■ Задание 1 ■
Процитируйте дословно отрывок из текста о ложных воспоминаниях от слов «Я не могу сказать, намеренно» до слов «реконструкция пошла наперекосяк.».
■ Задание 2 ■
Соответствуют ли тексту о ложных воспоминаниях следующие утверждения? На каждое ответьте «да» или «нет» и приведите точную цитату из текста, которая это решает.
(a) Эксперимент Рёдигера и Макдермотт был проведен в 1995 году.
(b) Участники эксперимента вспоминали слово «злоба» реже, чем слова, которые действительно прочли.
(c) В тексте утверждается, что Брайан Уильямс намеренно приукрасил свой рассказ.
■ Задание 3 ■
Продолжите текст о ложных воспоминаниях, начав сразу после его последнего предложения.

■ Текст для чтения ■
++++++++
Я не могу сказать, намеренно ли Брайан Уильямс приукрасил свой рассказ, но, если следовать презумпции невиновности, кажется, что он вспомнил множество верных элементов, но воссоздал принципиально неверный сюжет. Его творческая реконструкция пошла наперекосяк.
Наши воспоминания обычно не так далеко отклоняются от цели, как рассказ Уильямса об Ираке, но обширные научные данные позволяют считать, что иногда мы с уверенностью вспоминаем то, чего на деле не происходило. В 1995 году Генри Рёдигер III и Кэтлин Макдермотт из университета Вашингтона в Сент-Луисе продемонстрировали это в рамках эксперимента, о котором теперь рассказывают почти в каждом вводном курсе психологии[118]. Они просили участников заучивать списки слов, таких как:
Теперь сделайте одолжение. Не глядя на список, подумайте, какие слова вы видели? Вы прочитали слова «страх» и «ярость»? А слово «злоба» там было? Если вам кажется, что да, – вы ошибаетесь, но вы не одиноки. Участники эксперимента Рёдигера и Макдермотт с одинаковой вероятностью припоминали слово «злоба» и слова, которые действительно прочли, – например, «страх» и «ярость».
Ученые часто приводят эти данные как довод в пользу того, что люди подвержены «ложным воспоминаниям», и возможные последствия ошеломительны. Читая о подобных исследованиях, вполне естественно поддаться нахлынувшим сомнениям: а вдруг наши самые драгоценные воспоминания тоже вранье? Но думать об этом следует несколько иначе.
++++++++
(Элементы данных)
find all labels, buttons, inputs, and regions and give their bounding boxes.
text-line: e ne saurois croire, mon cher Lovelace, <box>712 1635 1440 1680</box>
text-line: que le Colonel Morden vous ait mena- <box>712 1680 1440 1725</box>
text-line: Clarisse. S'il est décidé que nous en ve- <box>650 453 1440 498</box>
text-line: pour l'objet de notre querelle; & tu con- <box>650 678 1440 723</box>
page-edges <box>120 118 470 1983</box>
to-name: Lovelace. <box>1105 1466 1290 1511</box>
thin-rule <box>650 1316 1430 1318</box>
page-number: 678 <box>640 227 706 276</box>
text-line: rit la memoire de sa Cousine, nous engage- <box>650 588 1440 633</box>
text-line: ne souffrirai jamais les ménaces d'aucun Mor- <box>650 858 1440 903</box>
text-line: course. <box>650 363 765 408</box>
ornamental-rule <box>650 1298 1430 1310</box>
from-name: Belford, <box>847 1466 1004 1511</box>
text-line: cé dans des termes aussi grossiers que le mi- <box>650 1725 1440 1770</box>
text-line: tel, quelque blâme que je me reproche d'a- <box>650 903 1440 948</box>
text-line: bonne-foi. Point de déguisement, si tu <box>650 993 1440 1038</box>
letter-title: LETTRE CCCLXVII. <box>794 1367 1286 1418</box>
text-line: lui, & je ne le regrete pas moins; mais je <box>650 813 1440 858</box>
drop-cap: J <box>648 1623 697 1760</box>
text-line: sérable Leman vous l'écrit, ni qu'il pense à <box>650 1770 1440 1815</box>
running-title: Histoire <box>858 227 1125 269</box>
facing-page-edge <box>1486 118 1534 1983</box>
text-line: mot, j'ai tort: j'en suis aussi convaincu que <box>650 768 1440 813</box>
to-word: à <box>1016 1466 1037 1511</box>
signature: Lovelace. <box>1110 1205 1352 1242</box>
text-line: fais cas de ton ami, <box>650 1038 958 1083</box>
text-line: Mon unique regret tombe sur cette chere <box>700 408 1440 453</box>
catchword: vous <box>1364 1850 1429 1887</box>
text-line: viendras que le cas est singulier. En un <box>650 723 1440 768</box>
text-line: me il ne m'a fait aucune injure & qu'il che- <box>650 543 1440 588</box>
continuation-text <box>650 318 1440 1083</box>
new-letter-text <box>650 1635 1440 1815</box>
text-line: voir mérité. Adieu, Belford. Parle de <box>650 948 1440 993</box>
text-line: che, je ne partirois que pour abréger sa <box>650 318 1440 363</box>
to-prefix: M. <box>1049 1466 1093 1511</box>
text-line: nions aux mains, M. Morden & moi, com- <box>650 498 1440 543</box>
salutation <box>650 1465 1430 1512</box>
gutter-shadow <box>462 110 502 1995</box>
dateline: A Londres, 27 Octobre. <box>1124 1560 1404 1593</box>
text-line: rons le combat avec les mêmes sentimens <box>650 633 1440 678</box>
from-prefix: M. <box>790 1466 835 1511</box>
++++++++
■ Ожидаемый ответ 1 ■
Я не могу сказать, намеренно ли Брайан Уильямс приукрасил свой рассказ, но, если следовать презумпции невиновности, кажется, что он вспомнил множество верных элементов, но воссоздал принципиально неверный сюжет. Его творческая реконструкция пошла наперекосяк.

■ Ожидаемый ответ 2 ■
(a) Да: «В 1995 году Генри Рёдигер III и Кэтлин Макдермотт из университета Вашингтона в Сент-Луисе продемонстрировали это».
(b) Нет: «Участники эксперимента Рёдигера и Макдермотт с одинаковой вероятностью припоминали слово „злоба“ и слова, которые действительно прочли».
(c) Нет: «Я не могу сказать, намеренно ли Брайан Уильямс приукрасил свой рассказ».

■ Ожидаемый ответ 3 ■
Как выразился Джон Лайдон, бывший вокалист групп Sex Pistols и Public Image Ltd., «я не верю в ложные воспоминания – как не верю в ложные песни». В реальном мире воспоминания нельзя свести к простым черно-белым противопоставлениям: сильные – слабые, истинные – ложные. Когда люди со здоровым мозгом переживают некоторое мысленное путешествие во времени и говорят: «Я точно это помню», они, скорее всего, что-то извлекают из прошлого. Но даже когда отдельные элементы воспоминаний истинны, общий сюжет может оказаться ложным. Эксперимент Рёдигера и Макдермотт был специально разработан, чтобы натолкнуть людей на мысль о злобе или даже на воспоминание из жизни о том, как они злились. Так что, когда их испытуемые (или вы сами) припоминали, что слово «злоба» было в списке, в каком-то смысле это воспоминание было истинным, но неверно реконструированным. Может быть, так вышло и с Брайаном Уильямсом.
Не все одинаково подвержены ложным воспоминаниям. Люди с амнезией, как правило, не попадаются на удочку «злобы»: они не в силах припомнить достаточно информации, чтобы совершить ошибку реконструкции[119]. Некоторые исследования предполагают, что люди с аутизмом или другими нарушениями нервно-психического развития тоже более устойчивы к образованию ложных воспоминаний, потому что они чаще запоминают события в конкретных подробностях, утрачивая общий смысл[120]. Эти исследования указывают, что абсолютная устойчивость к ложным воспоминаниям может стоить нам способности создавать осмысленные реконструкции прошлого.
Все эти искания ведут к более глубокой истине о памяти. Говоря об «истинных» или «ложных» воспоминаниях, мы в корне неверно представляем работу памяти. Мне нравится думать о ней скорее не как о фотографии, а как о картине. На картинах обычно есть и элементы, повторяющие натуру, и искаженные или приукрашенные элементы, а вдобавок еще и трактовки, которые не абсолютно ложны или истинны, но скорее отражают точку зрения художника. То же верно и для памяти.
Как мы увидим, воспоминания не истинны и не ложны – они создаются в моменте, отражая как фрагменты того, что на самом деле случилось в прошлом, так и предрассудки, искажения и стимулы, которые окружают нас в настоящем.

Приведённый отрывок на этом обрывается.